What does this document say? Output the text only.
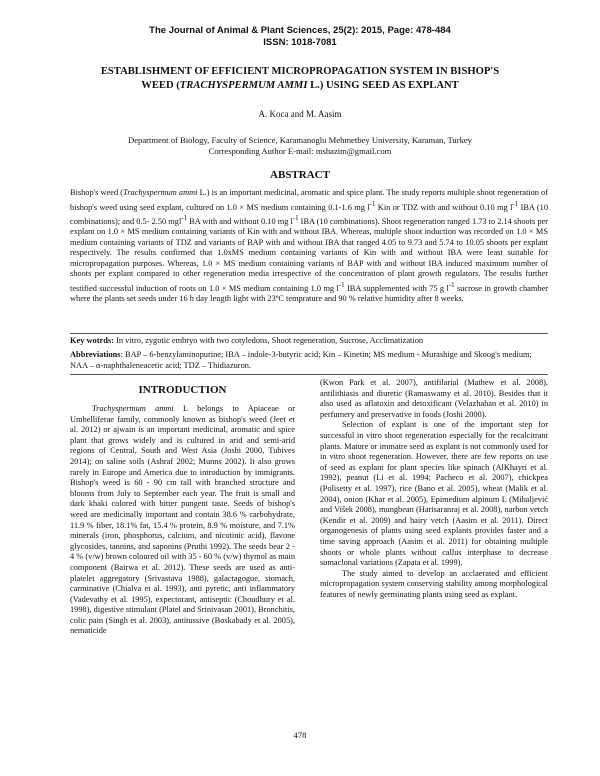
The Journal of Animal & Plant Sciences, 25(2): 2015, Page: 478-484
ISSN: 1018-7081
ESTABLISHMENT OF EFFICIENT MICROPROPAGATION SYSTEM IN BISHOP'S
WEED (TRACHYSPERMUM AMMI L.) USING SEED AS EXPLANT
A. Koca and M. Aasim
Department of Biology, Faculty of Science, Karamanoglu Mehmetbey University, Karaman, Turkey
Corresponding Author E-mail: mshazim@gmail.com
ABSTRACT
Bishop's weed (Trachyspermum ammi L.) is an important medicinal, aromatic and spice plant. The study reports multiple shoot regeneration of bishop's weed using seed explant, cultured on 1.0 × MS medium containing 0.1-1.6 mg $l^{-1}$ Kin or TDZ with and without 0.10 mg $l^{-1}$ IBA (10 combinations); and 0.5- 2.50 mgl$^{-1}$ BA with and without 0.10 mg $l^{-1}$ IBA (10 combinations). Shoot regeneration ranged 1.73 to 2.14 shoots per explant on 1.0 × MS medium containing variants of Kin with and without IBA. Whereas, multiple shoot induction was recorded on 1.0 × MS medium containing variants of TDZ and variants of BAP with and without IBA that ranged 4.05 to 9.73 and 5.74 to 10.05 shoots per explant respectively. The results confirmed that 1.0xMS medium containing variants of Kin with and without IBA were least suitable for micropropagation purposes. Whereas, 1.0 × MS medium containing variants of BAP with and without IBA induced maximum number of shoots per explant compared to other regeneration media irrespective of the concentration of plant growth regulators. The results further testified successful induction of roots on 1.0 × MS medium containing 1.0 mg $l^{-1}$ IBA supplemented with 75 g $l^{-1}$ sucrose in growth chamber where the plants set seeds under 16 h day length light with 23ºC temprature and 90 % relative humidity after 8 weeks.
Key wotrds: In vitro, zygotic embryo with two cotyledons, Shoot regeneration, Sucrose, Acclimatization
Abbreviations: BAP – 6-benzylaminopurine; IBA – indole-3-butyric acid; Kin – Kinetin; MS medium - Murashige and Skoog's medium; NAA – α-naphthaleneacetic acid; TDZ – Thidiazuron.
INTRODUCTION

Trachyspermum ammi L belongs to Apiaceae or Umbelliferae family, commonly known as bishop's weed (Jeet et al. 2012) or ajwain is an important medicinal, aromatic and spice plant that grows widely and is cultured in arid and semi-arid regions of Central, South and West Asia (Joshi 2000, Tubives 2014); on saline soils (Ashraf 2002; Munns 2002). It also grows rarely in Europe and America due to introduction by immigrants. Bishop's weed is 60 - 90 cm tall with branched structure and blooms from July to September each year. The fruit is small and dark khaki colored with bitter pungent taste. Seeds of bishop's weed are medicinally important and contain 38.6 % carbohydrate, 11.9 % fiber, 18.1% fat, 15.4 % protein, 8.9 % moisture, and 7.1% minerals (iron, phosphorus, calcium, and nicotinic acid), flavone glycosides, tannins, and saponins (Pruthi 1992). The seeds bear 2 - 4 % (v/w) brown coloured oil with 35 - 60 % (v/w) thymol as main component (Bairwa et al. 2012). These seeds are used as anti-platelet aggregatory (Srivastava 1988), galactagogue, stomach, carminative (Chialva et al. 1993), anti pyretic, anti inflammatory (Vadevathy et al. 1995), expectorant, antiseptic (Choudhury et al. 1998), digestive stimulant (Platel and Srinivasan 2001), Bronchitis, colic pain (Singh et al. 2003), antitussive (Boskabady et al. 2005), nematicide

(Kwon Park et al. 2007), antifilarial (Mathew et al. 2008), antilithiasis and diuretic (Ramaswamy et al. 2010). Besides that it also used as aflatoxin and detoxificant (Velazhahan et al. 2010) in perfumery and preservative in foods (Joshi 2000).

Selection of explant is one of the important step for successful in vitro shoot regeneration especially for the recalcitrant plants. Mature or immatre seed as explant is not commonly used for in vitro shoot regeneration. However, there are few reports on use of seed as explant for plant species like spinach (AlKhayri et al. 1992), peanut (Li et al. 1994; Pacheco et al. 2007), chickpea (Polisetty et al. 1997), rice (Bano et al. 2005), wheat (Malik et al. 2004), onion (Khar et al. 2005), Epimedium alpinum L (Mihaljević and Višek 2008), mungbean (Harisaranraj et al. 2008), narbon vetch (Kendir et al. 2009) and hairy vetch (Aasim et al. 2011). Direct organogenesis of plants using seed explants provides faster and a time saving approach (Aasim et al. 2011) for obtaining multiple shoots or whole plants without callus interphase to decrease somaclonal variations (Zapata et al. 1999).

The study aimed to develop an acclaerated and efficient micropropagation system conserving stability among morphological features of newly germinating plants using seed as explant.

478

▶ EXERCISE INSTRUCTIONS:
Pictures aside, reproduce every record exactly as it stands.

▶ RESPONSE BOX:
What does this document say? Output the text only.
The Journal of Animal & Plant Sciences, 25(2): 2015, Page: 478-484
ISSN: 1018-7081
ESTABLISHMENT OF EFFICIENT MICROPROPAGATION SYSTEM IN BISHOP'S
WEED (TRACHYSPERMUM AMMI L.) USING SEED AS EXPLANT
A. Koca and M. Aasim
Department of Biology, Faculty of Science, Karamanoglu Mehmetbey University, Karaman, Turkey
Corresponding Author E-mail: mshazim@gmail.com
ABSTRACT
Bishop's weed (Trachyspermum ammi L.) is an important medicinal, aromatic and spice plant. The study reports multiple shoot regeneration of bishop's weed using seed explant, cultured on 1.0 × MS medium containing 0.1-1.6 mg $l^{-1}$ Kin or TDZ with and without 0.10 mg $l^{-1}$ IBA (10 combinations); and 0.5- 2.50 mgl$^{-1}$ BA with and without 0.10 mg $l^{-1}$ IBA (10 combinations). Shoot regeneration ranged 1.73 to 2.14 shoots per explant on 1.0 × MS medium containing variants of Kin with and without IBA. Whereas, multiple shoot induction was recorded on 1.0 × MS medium containing variants of TDZ and variants of BAP with and without IBA that ranged 4.05 to 9.73 and 5.74 to 10.05 shoots per explant respectively. The results confirmed that 1.0xMS medium containing variants of Kin with and without IBA were least suitable for micropropagation purposes. Whereas, 1.0 × MS medium containing variants of BAP with and without IBA induced maximum number of shoots per explant compared to other regeneration media irrespective of the concentration of plant growth regulators. The results further testified successful induction of roots on 1.0 × MS medium containing 1.0 mg $l^{-1}$ IBA supplemented with 75 g $l^{-1}$ sucrose in growth chamber where the plants set seeds under 16 h day length light with 23ºC temprature and 90 % relative humidity after 8 weeks.
Key wotrds: In vitro, zygotic embryo with two cotyledons, Shoot regeneration, Sucrose, Acclimatization
Abbreviations: BAP – 6-benzylaminopurine; IBA – indole-3-butyric acid; Kin – Kinetin; MS medium - Murashige and Skoog's medium; NAA – α-naphthaleneacetic acid; TDZ – Thidiazuron.
INTRODUCTION

Trachyspermum ammi L belongs to Apiaceae or Umbelliferae family, commonly known as bishop's weed (Jeet et al. 2012) or ajwain is an important medicinal, aromatic and spice plant that grows widely and is cultured in arid and semi-arid regions of Central, South and West Asia (Joshi 2000, Tubives 2014); on saline soils (Ashraf 2002; Munns 2002). It also grows rarely in Europe and America due to introduction by immigrants. Bishop's weed is 60 - 90 cm tall with branched structure and blooms from July to September each year. The fruit is small and dark khaki colored with bitter pungent taste. Seeds of bishop's weed are medicinally important and contain 38.6 % carbohydrate, 11.9 % fiber, 18.1% fat, 15.4 % protein, 8.9 % moisture, and 7.1% minerals (iron, phosphorus, calcium, and nicotinic acid), flavone glycosides, tannins, and saponins (Pruthi 1992). The seeds bear 2 - 4 % (v/w) brown coloured oil with 35 - 60 % (v/w) thymol as main component (Bairwa et al. 2012). These seeds are used as anti-platelet aggregatory (Srivastava 1988), galactagogue, stomach, carminative (Chialva et al. 1993), anti pyretic, anti inflammatory (Vadevathy et al. 1995), expectorant, antiseptic (Choudhury et al. 1998), digestive stimulant (Platel and Srinivasan 2001), Bronchitis, colic pain (Singh et al. 2003), antitussive (Boskabady et al. 2005), nematicide

(Kwon Park et al. 2007), antifilarial (Mathew et al. 2008), antilithiasis and diuretic (Ramaswamy et al. 2010). Besides that it also used as aflatoxin and detoxificant (Velazhahan et al. 2010) in perfumery and preservative in foods (Joshi 2000).

Selection of explant is one of the important step for successful in vitro shoot regeneration especially for the recalcitrant plants. Mature or immatre seed as explant is not commonly used for in vitro shoot regeneration. However, there are few reports on use of seed as explant for plant species like spinach (AlKhayri et al. 1992), peanut (Li et al. 1994; Pacheco et al. 2007), chickpea (Polisetty et al. 1997), rice (Bano et al. 2005), wheat (Malik et al. 2004), onion (Khar et al. 2005), Epimedium alpinum L (Mihaljević and Višek 2008), mungbean (Harisaranraj et al. 2008), narbon vetch (Kendir et al. 2009) and hairy vetch (Aasim et al. 2011). Direct organogenesis of plants using seed explants provides faster and a time saving approach (Aasim et al. 2011) for obtaining multiple shoots or whole plants without callus interphase to decrease somaclonal variations (Zapata et al. 1999).

The study aimed to develop an acclaerated and efficient micropropagation system conserving stability among morphological features of newly germinating plants using seed as explant.

478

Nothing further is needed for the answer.